• Given exercise:
Find each line containing the string "CHELTENHAM". Copy it.

• Extracted data:
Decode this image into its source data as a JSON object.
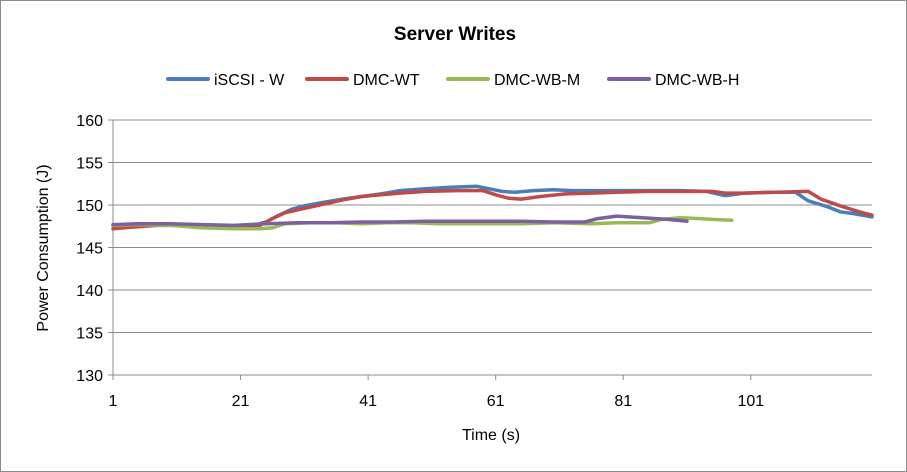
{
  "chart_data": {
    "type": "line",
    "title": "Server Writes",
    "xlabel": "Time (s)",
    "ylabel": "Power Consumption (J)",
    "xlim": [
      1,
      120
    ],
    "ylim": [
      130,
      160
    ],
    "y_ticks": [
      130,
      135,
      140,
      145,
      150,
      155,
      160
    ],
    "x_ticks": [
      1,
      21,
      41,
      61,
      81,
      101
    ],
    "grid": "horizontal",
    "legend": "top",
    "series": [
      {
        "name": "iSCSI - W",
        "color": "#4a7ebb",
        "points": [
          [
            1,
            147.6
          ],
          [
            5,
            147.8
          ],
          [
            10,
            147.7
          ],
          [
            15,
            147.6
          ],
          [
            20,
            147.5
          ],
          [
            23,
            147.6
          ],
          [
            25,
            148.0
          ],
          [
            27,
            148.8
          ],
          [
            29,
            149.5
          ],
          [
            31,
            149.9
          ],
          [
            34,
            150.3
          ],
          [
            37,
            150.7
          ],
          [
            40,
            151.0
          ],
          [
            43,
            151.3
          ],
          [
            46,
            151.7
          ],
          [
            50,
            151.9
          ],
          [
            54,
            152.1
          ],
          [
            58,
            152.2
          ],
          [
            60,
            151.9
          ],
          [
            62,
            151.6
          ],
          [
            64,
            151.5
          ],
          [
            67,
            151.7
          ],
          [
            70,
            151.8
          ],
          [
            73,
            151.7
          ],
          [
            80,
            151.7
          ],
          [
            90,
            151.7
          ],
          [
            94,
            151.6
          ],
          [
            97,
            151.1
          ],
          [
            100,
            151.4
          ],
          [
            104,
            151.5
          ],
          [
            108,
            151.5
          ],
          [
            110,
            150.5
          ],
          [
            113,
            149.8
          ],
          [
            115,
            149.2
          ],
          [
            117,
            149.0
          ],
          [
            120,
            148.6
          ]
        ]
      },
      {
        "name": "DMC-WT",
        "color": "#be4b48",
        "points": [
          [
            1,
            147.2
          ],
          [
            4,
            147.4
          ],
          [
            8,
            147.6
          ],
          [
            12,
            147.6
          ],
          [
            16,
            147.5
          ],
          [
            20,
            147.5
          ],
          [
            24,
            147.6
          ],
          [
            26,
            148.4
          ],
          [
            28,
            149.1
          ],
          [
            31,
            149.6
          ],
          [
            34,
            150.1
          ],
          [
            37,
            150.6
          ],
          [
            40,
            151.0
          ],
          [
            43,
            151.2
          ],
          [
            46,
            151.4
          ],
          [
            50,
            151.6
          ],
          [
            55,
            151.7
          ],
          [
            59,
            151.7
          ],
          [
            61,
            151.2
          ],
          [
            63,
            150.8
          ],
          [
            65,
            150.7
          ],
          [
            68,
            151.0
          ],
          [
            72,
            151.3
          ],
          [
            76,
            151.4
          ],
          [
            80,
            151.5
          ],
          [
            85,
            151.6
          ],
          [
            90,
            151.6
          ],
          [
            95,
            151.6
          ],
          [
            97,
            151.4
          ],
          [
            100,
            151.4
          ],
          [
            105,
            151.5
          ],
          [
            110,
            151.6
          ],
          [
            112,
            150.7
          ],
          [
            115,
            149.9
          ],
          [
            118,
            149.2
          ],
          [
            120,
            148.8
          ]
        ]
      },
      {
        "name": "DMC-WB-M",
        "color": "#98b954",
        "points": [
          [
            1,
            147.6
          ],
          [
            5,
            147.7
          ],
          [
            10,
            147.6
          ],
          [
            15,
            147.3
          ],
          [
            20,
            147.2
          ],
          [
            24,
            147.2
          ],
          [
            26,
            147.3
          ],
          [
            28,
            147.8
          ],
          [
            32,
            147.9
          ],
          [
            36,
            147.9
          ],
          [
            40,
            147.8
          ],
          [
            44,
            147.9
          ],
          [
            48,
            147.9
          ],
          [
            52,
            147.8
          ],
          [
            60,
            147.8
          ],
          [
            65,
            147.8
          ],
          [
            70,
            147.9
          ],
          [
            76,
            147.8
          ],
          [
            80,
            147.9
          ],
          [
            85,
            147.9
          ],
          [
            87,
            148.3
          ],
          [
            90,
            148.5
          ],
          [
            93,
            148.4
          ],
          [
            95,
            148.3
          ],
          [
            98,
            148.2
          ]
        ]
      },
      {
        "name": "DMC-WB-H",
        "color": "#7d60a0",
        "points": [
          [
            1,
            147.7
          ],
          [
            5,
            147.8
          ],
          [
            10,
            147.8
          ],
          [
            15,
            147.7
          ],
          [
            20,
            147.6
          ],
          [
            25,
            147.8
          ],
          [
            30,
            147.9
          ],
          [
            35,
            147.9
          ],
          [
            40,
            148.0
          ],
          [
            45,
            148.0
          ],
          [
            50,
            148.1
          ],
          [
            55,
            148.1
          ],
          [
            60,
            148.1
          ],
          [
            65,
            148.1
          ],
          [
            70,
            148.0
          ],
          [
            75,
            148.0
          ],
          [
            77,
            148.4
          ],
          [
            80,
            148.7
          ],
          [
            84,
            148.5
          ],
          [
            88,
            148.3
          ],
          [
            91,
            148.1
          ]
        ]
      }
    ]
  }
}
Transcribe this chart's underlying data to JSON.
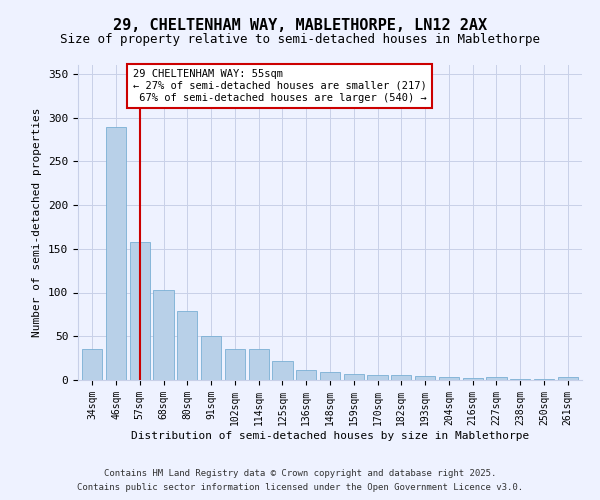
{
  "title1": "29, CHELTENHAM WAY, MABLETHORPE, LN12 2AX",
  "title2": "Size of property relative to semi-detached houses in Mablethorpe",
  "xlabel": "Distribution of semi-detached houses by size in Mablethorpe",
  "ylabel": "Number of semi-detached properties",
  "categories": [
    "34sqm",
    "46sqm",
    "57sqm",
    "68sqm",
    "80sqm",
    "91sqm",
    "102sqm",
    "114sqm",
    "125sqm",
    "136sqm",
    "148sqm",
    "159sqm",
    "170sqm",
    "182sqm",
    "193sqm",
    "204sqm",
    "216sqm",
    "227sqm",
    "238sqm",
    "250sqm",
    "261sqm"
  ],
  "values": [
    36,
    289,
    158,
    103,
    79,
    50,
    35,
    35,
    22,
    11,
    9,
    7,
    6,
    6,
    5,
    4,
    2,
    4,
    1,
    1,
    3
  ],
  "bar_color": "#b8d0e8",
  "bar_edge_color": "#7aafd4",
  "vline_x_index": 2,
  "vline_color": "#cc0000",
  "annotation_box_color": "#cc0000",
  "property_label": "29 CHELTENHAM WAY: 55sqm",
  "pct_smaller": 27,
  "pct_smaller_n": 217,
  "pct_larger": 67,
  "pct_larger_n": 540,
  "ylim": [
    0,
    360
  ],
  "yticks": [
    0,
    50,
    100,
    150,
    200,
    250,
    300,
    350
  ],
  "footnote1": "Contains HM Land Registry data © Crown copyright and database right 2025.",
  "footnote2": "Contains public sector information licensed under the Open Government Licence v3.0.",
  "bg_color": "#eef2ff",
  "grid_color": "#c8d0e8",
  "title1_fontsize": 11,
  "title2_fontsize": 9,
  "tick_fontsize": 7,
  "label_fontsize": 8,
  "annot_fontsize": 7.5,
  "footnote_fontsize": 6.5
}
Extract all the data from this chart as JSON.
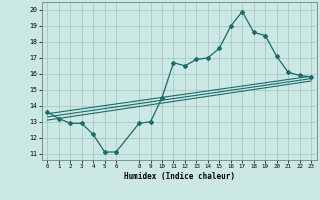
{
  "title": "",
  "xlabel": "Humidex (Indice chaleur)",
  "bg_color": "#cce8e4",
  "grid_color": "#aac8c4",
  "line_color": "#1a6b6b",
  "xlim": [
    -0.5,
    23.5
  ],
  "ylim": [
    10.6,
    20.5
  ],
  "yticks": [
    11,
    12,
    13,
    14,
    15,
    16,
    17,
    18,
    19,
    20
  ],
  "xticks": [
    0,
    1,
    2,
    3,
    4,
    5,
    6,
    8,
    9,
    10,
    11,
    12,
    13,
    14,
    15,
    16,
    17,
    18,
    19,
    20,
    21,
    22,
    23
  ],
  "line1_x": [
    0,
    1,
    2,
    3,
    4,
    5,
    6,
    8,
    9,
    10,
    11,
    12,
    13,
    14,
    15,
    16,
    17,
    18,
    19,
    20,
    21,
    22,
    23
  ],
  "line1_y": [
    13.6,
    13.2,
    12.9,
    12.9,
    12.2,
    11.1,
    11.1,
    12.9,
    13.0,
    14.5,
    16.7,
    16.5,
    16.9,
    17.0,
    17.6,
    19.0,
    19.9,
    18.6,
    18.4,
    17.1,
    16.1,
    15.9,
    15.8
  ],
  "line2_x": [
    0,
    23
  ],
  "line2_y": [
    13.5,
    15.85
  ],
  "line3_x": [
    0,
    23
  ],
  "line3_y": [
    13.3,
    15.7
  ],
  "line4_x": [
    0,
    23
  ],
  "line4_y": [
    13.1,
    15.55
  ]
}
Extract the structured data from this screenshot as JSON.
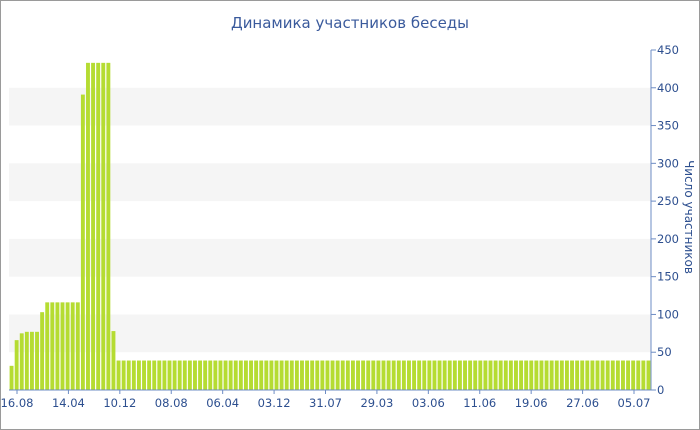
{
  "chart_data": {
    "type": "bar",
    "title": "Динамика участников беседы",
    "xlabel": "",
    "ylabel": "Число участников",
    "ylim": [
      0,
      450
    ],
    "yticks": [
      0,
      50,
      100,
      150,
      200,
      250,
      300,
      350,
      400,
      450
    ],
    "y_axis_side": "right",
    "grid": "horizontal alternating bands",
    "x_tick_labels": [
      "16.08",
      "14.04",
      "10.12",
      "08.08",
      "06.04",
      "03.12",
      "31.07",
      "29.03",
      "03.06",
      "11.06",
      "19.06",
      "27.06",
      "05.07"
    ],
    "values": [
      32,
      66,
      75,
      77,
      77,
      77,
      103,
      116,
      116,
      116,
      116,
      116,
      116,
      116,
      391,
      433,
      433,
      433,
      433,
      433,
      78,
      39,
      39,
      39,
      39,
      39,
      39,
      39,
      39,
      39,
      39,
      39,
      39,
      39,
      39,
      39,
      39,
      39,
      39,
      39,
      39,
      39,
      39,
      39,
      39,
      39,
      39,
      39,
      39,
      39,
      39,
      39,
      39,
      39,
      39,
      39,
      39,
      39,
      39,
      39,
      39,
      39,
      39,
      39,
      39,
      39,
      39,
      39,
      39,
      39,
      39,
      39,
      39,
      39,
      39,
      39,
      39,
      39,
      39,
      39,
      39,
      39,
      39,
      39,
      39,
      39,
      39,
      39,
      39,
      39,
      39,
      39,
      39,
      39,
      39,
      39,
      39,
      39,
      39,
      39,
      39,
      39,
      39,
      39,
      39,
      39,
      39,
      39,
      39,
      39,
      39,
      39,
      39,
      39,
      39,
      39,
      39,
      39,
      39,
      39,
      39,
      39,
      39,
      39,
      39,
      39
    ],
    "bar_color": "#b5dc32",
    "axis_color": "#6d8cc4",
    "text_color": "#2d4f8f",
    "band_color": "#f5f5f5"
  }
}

• Full output:
  "title1": "29, CHELTENHAM WAY, MABLETHORPE, LN12 2AX",
  "property_label": "29 CHELTENHAM WAY: 55sqm",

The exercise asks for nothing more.